> _PASSAGE_:
Protective effects of Hirudin against compartment syndrome in rabbits through the activation of Nrf2/HO-1

Compartment syndrome generates an oxidative condition causing the death of skeletal muscle cells. Hirudin has antioxidant and anti-inflammatory properties. However, its correlation with the pathway of Nrf2/HO-1 for the protection of the skeletal muscle is unknown. We aimed to evaluate the protective efficacy of double-doses of hirudin in compartment syndrome and its association with Nrf2/HO-1 expression. Compartment syndrome was induced in rabbits and double-doses of hirudin (0–8 ATU/kg) were locally administered to select an optimal Hirudin concentration that protects skeletal muscle from damage. The tissue structural changes, W/D ratio, lipid peroxidation level by MDA assay and inflammatory factors were determined in the skeletal muscle. To determine the musculoprotective efficacy of H8 at 72 h timepoint after compartment syndrome, and its association with the Nrf2/HO-1 pathway, the following assays were performed by TUNEL assay and immunofluorescence: necrosis (high-mobility group box-1; HMGB1), Nrf2, and HO-1. In addition, the HO-1 mRNA was evaluated by qPCR. Hirudin in a dose of 8 ATU/kg (H8) presented the lowest levels of histological damage, fibrosis, W/D ratio and oxidative stress in the studied groups. Moreover, treatment with H8 markedly downregulated the level of inflammatory factors including TNF-a, IL-1β and IL-6. H8 showed a protective effect at 72 h timepoint after compartment syndrome, as revealed by a decrease in the levels of all damage markers. Nuclear translocation Nrf2 and HO-1 staining in cytoplasm were increased, and the levels of HO-1 mRNA were also increased. In conclusion, double-doses of H8 alleviate the death of muscle cells induced by oxidative stress 72 h after compartment syndrome in rabbits. This protective effect is associated with the nuclear translocation of Nrf2 and an elevated expression of HO-1.

> _DATA EXCERPTS_:

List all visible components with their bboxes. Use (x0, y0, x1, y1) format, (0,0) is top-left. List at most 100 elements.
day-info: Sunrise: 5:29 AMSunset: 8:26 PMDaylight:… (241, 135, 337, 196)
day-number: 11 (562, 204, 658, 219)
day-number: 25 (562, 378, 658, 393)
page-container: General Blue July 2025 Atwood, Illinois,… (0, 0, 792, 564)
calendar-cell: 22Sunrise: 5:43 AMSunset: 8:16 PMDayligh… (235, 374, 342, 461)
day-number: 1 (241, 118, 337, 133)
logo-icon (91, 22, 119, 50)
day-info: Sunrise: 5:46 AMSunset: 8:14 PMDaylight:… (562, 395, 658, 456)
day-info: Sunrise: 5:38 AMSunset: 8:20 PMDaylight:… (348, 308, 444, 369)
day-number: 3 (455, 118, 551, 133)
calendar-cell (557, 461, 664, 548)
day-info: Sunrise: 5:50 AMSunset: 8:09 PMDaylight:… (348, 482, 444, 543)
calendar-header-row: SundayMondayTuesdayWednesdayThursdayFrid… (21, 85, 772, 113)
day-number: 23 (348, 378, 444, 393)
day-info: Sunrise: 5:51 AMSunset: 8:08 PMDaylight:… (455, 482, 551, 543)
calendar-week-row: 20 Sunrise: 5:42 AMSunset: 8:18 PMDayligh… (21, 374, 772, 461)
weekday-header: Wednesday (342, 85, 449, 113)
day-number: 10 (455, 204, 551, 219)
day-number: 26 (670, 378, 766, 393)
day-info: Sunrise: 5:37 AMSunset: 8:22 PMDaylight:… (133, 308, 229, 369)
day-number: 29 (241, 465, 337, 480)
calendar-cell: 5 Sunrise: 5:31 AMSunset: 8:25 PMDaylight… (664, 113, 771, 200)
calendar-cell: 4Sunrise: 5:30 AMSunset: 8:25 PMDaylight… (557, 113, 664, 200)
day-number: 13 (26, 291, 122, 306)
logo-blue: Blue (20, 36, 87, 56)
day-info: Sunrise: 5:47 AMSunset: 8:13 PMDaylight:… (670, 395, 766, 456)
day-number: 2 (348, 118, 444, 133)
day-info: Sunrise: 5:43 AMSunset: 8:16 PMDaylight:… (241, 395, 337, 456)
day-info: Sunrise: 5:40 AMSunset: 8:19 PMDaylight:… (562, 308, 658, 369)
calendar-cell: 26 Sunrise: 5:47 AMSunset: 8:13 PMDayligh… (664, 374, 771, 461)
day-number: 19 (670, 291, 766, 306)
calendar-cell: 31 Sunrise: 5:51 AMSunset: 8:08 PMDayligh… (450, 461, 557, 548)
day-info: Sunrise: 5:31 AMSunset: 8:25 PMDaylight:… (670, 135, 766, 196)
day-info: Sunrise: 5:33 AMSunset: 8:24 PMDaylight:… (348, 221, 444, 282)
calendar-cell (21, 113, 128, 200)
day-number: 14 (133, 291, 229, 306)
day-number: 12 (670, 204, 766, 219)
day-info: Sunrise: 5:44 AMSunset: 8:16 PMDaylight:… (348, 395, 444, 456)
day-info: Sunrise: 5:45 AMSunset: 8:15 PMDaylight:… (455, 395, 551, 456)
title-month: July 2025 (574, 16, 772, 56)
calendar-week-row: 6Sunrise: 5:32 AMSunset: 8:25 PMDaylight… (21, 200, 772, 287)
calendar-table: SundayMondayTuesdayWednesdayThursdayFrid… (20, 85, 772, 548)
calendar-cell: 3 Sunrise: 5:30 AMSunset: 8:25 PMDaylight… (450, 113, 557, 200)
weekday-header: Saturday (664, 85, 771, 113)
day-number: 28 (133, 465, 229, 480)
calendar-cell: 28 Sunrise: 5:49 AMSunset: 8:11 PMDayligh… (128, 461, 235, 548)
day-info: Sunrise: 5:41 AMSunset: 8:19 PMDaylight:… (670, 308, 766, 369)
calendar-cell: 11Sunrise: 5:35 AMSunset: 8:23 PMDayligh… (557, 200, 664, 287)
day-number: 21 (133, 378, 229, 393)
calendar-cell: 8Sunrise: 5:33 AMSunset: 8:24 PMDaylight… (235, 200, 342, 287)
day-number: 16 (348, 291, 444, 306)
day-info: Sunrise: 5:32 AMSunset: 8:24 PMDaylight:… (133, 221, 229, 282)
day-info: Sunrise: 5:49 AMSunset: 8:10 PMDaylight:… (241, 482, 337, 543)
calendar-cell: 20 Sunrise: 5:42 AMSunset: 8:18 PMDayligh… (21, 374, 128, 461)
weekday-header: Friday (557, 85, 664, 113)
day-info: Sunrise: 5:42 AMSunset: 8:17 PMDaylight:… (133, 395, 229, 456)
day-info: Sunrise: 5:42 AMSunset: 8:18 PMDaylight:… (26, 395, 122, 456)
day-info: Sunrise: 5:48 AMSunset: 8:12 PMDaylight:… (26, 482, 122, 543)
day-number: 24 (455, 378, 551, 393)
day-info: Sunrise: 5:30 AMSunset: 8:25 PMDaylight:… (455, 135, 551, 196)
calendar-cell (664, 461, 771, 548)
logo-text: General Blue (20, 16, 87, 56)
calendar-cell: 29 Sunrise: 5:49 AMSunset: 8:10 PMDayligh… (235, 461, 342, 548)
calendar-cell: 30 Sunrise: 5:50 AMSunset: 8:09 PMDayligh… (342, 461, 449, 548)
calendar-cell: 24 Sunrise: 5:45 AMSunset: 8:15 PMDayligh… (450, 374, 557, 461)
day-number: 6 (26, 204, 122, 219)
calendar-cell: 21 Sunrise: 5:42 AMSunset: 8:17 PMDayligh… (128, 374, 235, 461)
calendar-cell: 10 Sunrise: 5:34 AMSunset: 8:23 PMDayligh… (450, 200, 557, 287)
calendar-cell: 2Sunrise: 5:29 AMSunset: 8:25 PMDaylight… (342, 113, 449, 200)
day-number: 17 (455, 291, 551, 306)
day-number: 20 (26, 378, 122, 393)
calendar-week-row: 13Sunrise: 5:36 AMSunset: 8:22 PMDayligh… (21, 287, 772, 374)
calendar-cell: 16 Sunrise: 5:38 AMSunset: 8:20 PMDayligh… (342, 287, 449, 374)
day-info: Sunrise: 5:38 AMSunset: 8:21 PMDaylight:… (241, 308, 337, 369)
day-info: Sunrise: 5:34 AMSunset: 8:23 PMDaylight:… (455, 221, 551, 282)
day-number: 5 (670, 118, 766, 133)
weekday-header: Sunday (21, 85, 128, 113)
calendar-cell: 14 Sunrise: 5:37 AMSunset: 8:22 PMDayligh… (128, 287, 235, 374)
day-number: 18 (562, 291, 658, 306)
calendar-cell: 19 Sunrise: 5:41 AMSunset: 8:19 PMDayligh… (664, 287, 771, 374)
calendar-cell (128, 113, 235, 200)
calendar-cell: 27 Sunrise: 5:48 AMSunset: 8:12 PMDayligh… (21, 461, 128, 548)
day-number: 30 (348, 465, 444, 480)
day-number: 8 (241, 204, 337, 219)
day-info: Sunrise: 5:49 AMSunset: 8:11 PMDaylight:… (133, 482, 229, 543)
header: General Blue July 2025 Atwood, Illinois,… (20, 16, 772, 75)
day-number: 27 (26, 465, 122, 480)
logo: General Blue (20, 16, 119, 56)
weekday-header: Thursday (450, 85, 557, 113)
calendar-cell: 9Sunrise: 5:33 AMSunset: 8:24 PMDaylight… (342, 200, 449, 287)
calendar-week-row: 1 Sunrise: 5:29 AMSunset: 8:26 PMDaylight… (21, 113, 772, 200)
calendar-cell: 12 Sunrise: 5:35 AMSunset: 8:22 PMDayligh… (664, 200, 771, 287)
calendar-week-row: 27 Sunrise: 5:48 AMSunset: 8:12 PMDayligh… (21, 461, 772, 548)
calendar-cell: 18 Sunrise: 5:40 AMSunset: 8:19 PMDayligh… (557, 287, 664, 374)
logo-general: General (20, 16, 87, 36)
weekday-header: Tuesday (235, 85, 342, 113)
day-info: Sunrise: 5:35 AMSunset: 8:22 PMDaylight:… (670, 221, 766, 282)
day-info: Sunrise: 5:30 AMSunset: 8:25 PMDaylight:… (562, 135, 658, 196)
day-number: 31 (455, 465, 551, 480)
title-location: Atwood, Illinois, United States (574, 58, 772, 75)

> _TASK REQUIREMENTS_: In the passage on hirudin and compartment syndrome, why were rabbits given hirudin at doses ranging from 0 to 8 ATU/kg? Answer in one to three sentences. The records are separate material and have no connection to the passage on hirudin and compartment syndrome.

> _WRITTEN REPLY_: The range of doses was given locally to select an optimal hirudin concentration that protects skeletal muscle from damage. The 8 ATU/kg dose (H8) showed the lowest levels of histological damage, fibrosis, W/D ratio and oxidative stress among the groups studied.